### Provided records
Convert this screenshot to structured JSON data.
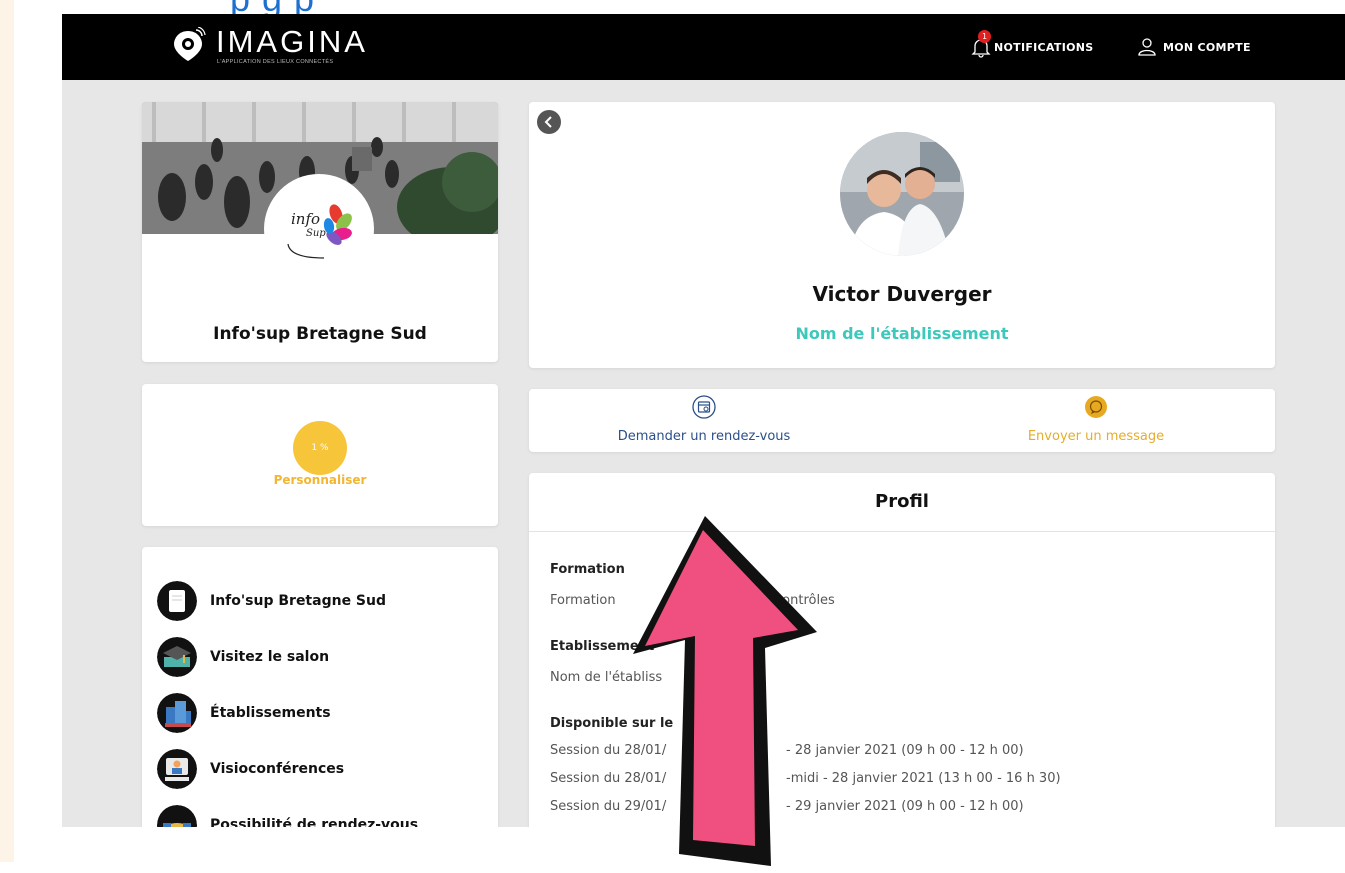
{
  "caption": {
    "text": "p                       g                                    p"
  },
  "nav": {
    "brand": "IMAGINA",
    "brand_tagline": "L'APPLICATION DES LIEUX CONNECTÉS",
    "notifications_label": "NOTIFICATIONS",
    "notifications_count": "1",
    "account_label": "MON COMPTE"
  },
  "org": {
    "name": "Info'sup Bretagne Sud"
  },
  "progress": {
    "percent_label": "1 %",
    "percent_value": 1,
    "action_label": "Personnaliser"
  },
  "menu": {
    "items": [
      {
        "label": "Info'sup Bretagne Sud",
        "icon": "document-icon"
      },
      {
        "label": "Visitez le salon",
        "icon": "graduation-cap-icon"
      },
      {
        "label": "Établissements",
        "icon": "buildings-icon"
      },
      {
        "label": "Visioconférences",
        "icon": "video-conference-icon"
      },
      {
        "label": "Possibilité de rendez-vous",
        "icon": "handshake-icon"
      }
    ]
  },
  "profile": {
    "name": "Victor Duverger",
    "establishment": "Nom de l'établissement"
  },
  "actions": {
    "appointment_label": "Demander un rendez-vous",
    "message_label": "Envoyer un message"
  },
  "info": {
    "title": "Profil",
    "formation_title": "Formation",
    "formation_value_start": "Formation",
    "formation_value_end": "contrôles",
    "establishment_title": "Etablissement",
    "establishment_value": "Nom de l'établiss",
    "availability_title": "Disponible sur le",
    "sessions": [
      {
        "start": "Session du 28/01/",
        "end": "- 28 janvier 2021 (09 h 00 - 12 h 00)"
      },
      {
        "start": "Session du 28/01/",
        "end": "-midi - 28 janvier 2021 (13 h 00 - 16 h 30)"
      },
      {
        "start": "Session du 29/01/",
        "end": "- 29 janvier 2021 (09 h 00 - 12 h 00)"
      }
    ]
  },
  "colors": {
    "nav_bg": "#000000",
    "accent_teal": "#3cc8bb",
    "accent_yellow": "#f7c53a",
    "action_blue": "#2b4f8a",
    "action_gold": "#e3ad2d",
    "arrow_pink": "#f0507f",
    "caption_blue": "#1d6fd0"
  }
}
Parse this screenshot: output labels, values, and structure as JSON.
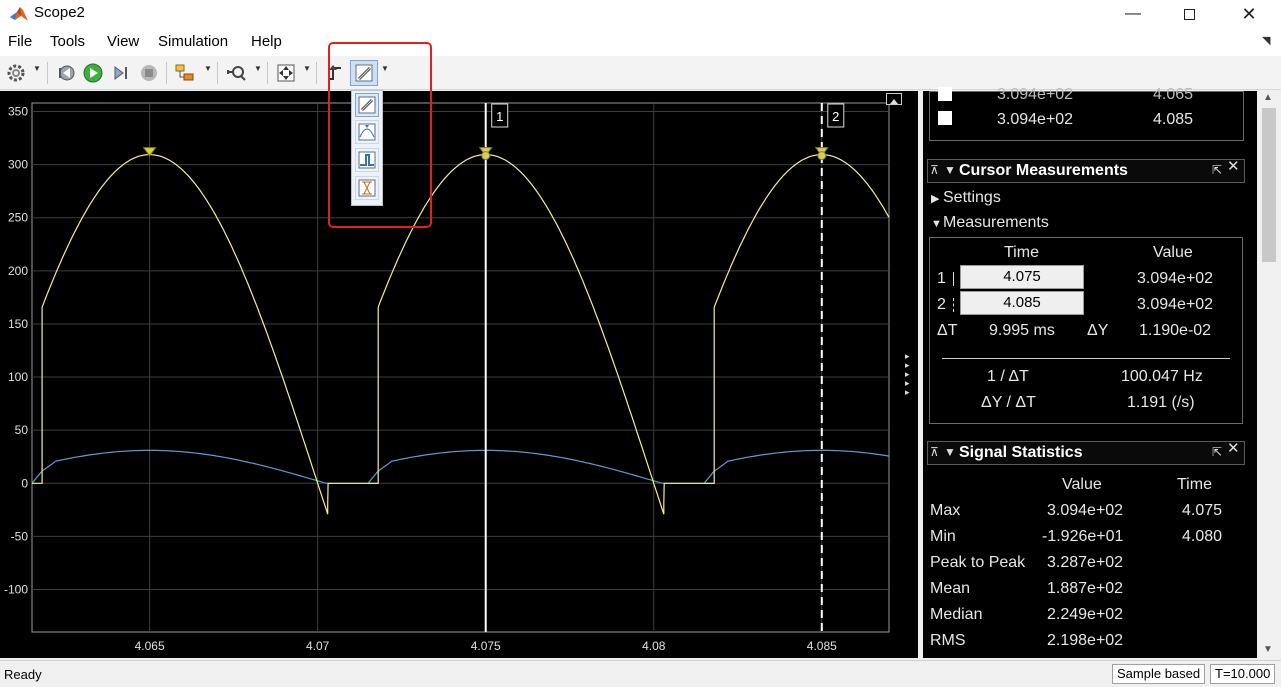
{
  "window": {
    "title": "Scope2"
  },
  "menu": [
    "File",
    "Tools",
    "View",
    "Simulation",
    "Help"
  ],
  "toolbar": {
    "buttons": [
      "gear-icon",
      "step-back-icon",
      "run-icon",
      "step-forward-icon",
      "stop-icon",
      "signal-selector-icon",
      "zoom-icon",
      "fit-to-view-icon",
      "triggers-icon",
      "cursor-measurements-icon"
    ],
    "cursor_menu": [
      "cursor-measurements-icon",
      "peak-finder-icon",
      "bilevel-measurements-icon",
      "signal-statistics-icon"
    ]
  },
  "plot": {
    "background": "#000000",
    "series_colors": [
      "#f5f08c",
      "#5b9bd5"
    ],
    "yticks": [
      "350",
      "300",
      "250",
      "200",
      "150",
      "100",
      "50",
      "0",
      "-50",
      "-100"
    ],
    "xticks": [
      "4.065",
      "4.07",
      "4.075",
      "4.08",
      "4.085"
    ],
    "cursor_labels": [
      "1",
      "2"
    ]
  },
  "chart_data": {
    "type": "line",
    "xlim": [
      4.0615,
      4.087
    ],
    "ylim": [
      -140,
      358
    ],
    "grid": true,
    "series": [
      {
        "color": "#f5f08c",
        "x": [
          4.0615,
          4.0618,
          4.0618,
          4.065,
          4.0703,
          4.0703,
          4.0718,
          4.0718,
          4.075,
          4.0803,
          4.0803,
          4.0818,
          4.0818,
          4.085,
          4.087
        ],
        "y": [
          0,
          0,
          155,
          309.4,
          0,
          -19.26,
          0,
          155,
          309.4,
          0,
          -19.26,
          0,
          155,
          309.4,
          250
        ]
      },
      {
        "color": "#5b9bd5",
        "x": [
          4.0615,
          4.0618,
          4.0622,
          4.065,
          4.0703,
          4.0718,
          4.0722,
          4.075,
          4.0803,
          4.0818,
          4.0822,
          4.085,
          4.087
        ],
        "y": [
          0,
          0,
          20,
          31,
          0,
          0,
          20,
          31,
          0,
          0,
          20,
          31,
          26
        ]
      }
    ],
    "markers": [
      4.065,
      4.075,
      4.085
    ],
    "cursors": [
      4.075,
      4.085
    ]
  },
  "legend_rows": [
    {
      "value": "3.094e+02",
      "time": "4.065"
    },
    {
      "value": "3.094e+02",
      "time": "4.085"
    }
  ],
  "cursor_panel": {
    "title": "Cursor Measurements",
    "settings": "Settings",
    "measurements": "Measurements",
    "col_time": "Time",
    "col_value": "Value",
    "row1_label": "1",
    "row1_time": "4.075",
    "row1_value": "3.094e+02",
    "row2_label": "2",
    "row2_time": "4.085",
    "row2_value": "3.094e+02",
    "dt_label": "ΔT",
    "dt_value": "9.995 ms",
    "dy_label": "ΔY",
    "dy_value": "1.190e-02",
    "inv_dt_label": "1 / ΔT",
    "inv_dt_value": "100.047 Hz",
    "dydt_label": "ΔY / ΔT",
    "dydt_value": "1.191 (/s)"
  },
  "stats_panel": {
    "title": "Signal Statistics",
    "col_value": "Value",
    "col_time": "Time",
    "rows": [
      {
        "label": "Max",
        "value": "3.094e+02",
        "time": "4.075"
      },
      {
        "label": "Min",
        "value": "-1.926e+01",
        "time": "4.080"
      },
      {
        "label": "Peak to Peak",
        "value": "3.287e+02",
        "time": ""
      },
      {
        "label": "Mean",
        "value": "1.887e+02",
        "time": ""
      },
      {
        "label": "Median",
        "value": "2.249e+02",
        "time": ""
      },
      {
        "label": "RMS",
        "value": "2.198e+02",
        "time": ""
      }
    ]
  },
  "status": {
    "text": "Ready",
    "mode": "Sample based",
    "time": "T=10.000"
  }
}
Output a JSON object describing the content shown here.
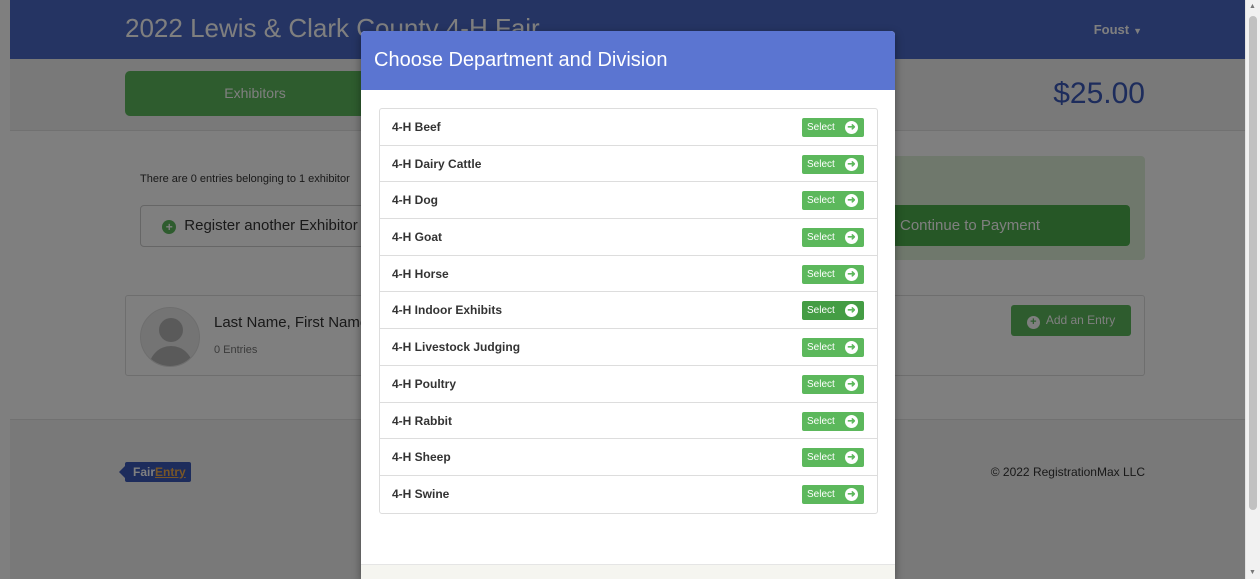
{
  "navbar": {
    "title": "2022 Lewis & Clark County 4-H Fair",
    "user": "Foust"
  },
  "subbar": {
    "tab_exhibitors": "Exhibitors",
    "total": "$25.00"
  },
  "content": {
    "entries_text": "There are 0 entries belonging to 1 exhibitor",
    "register_label": "Register another Exhibitor",
    "payment_label": "Continue to Payment"
  },
  "exhibitor": {
    "name": "Last Name, First Name",
    "entries": "0 Entries",
    "add_entry": "Add an Entry"
  },
  "footer": {
    "logo_fair": "Fair",
    "logo_entry": "Entry",
    "copyright": "© 2022 RegistrationMax LLC"
  },
  "modal": {
    "title": "Choose Department and Division",
    "select_label": "Select",
    "departments": [
      "4-H Beef",
      "4-H Dairy Cattle",
      "4-H Dog",
      "4-H Goat",
      "4-H Horse",
      "4-H Indoor Exhibits",
      "4-H Livestock Judging",
      "4-H Poultry",
      "4-H Rabbit",
      "4-H Sheep",
      "4-H Swine"
    ]
  },
  "colors": {
    "navbar": "#4b69c7",
    "modal_header": "#5b75d1",
    "success": "#5cb85c"
  }
}
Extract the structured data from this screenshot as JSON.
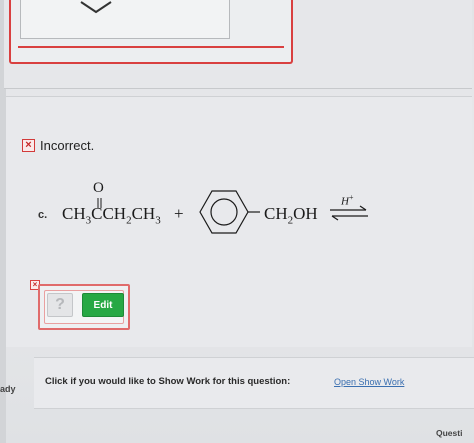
{
  "status": {
    "label": "Incorrect.",
    "icon": "x-icon"
  },
  "question": {
    "part_label": "c.",
    "reactant1": {
      "prefix": "CH",
      "sub1": "3",
      "mid": "CCH",
      "sub2": "2",
      "mid2": "CH",
      "sub3": "3",
      "oxygen": "O"
    },
    "plus": "+",
    "product": {
      "prefix": "CH",
      "sub": "2",
      "suffix": "OH"
    },
    "catalyst": {
      "base": "H",
      "charge": "+"
    }
  },
  "toolbox": {
    "help_label": "?",
    "edit_label": "Edit",
    "error_tag": "×"
  },
  "show_work": {
    "label": "Click if you would like to Show Work for this question:",
    "link": "Open Show Work"
  },
  "edge_text": {
    "left": "ady",
    "bottom_right": "Questi"
  },
  "colors": {
    "error": "#d94040",
    "edit_button": "#27a844",
    "link": "#3a6fb0"
  }
}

### Given request
Transcribe exactly the portion of the material above that runs from the line containing "Extract the structured" through its last line, omitting all pictures.

### Complete response
Extract the structured data from this screenshot as JSON.
{
  "status": {
    "label": "Incorrect.",
    "icon": "x-icon"
  },
  "question": {
    "part_label": "c.",
    "reactant1": {
      "prefix": "CH",
      "sub1": "3",
      "mid": "CCH",
      "sub2": "2",
      "mid2": "CH",
      "sub3": "3",
      "oxygen": "O"
    },
    "plus": "+",
    "product": {
      "prefix": "CH",
      "sub": "2",
      "suffix": "OH"
    },
    "catalyst": {
      "base": "H",
      "charge": "+"
    }
  },
  "toolbox": {
    "help_label": "?",
    "edit_label": "Edit",
    "error_tag": "×"
  },
  "show_work": {
    "label": "Click if you would like to Show Work for this question:",
    "link": "Open Show Work"
  },
  "edge_text": {
    "left": "ady",
    "bottom_right": "Questi"
  },
  "colors": {
    "error": "#d94040",
    "edit_button": "#27a844",
    "link": "#3a6fb0"
  }
}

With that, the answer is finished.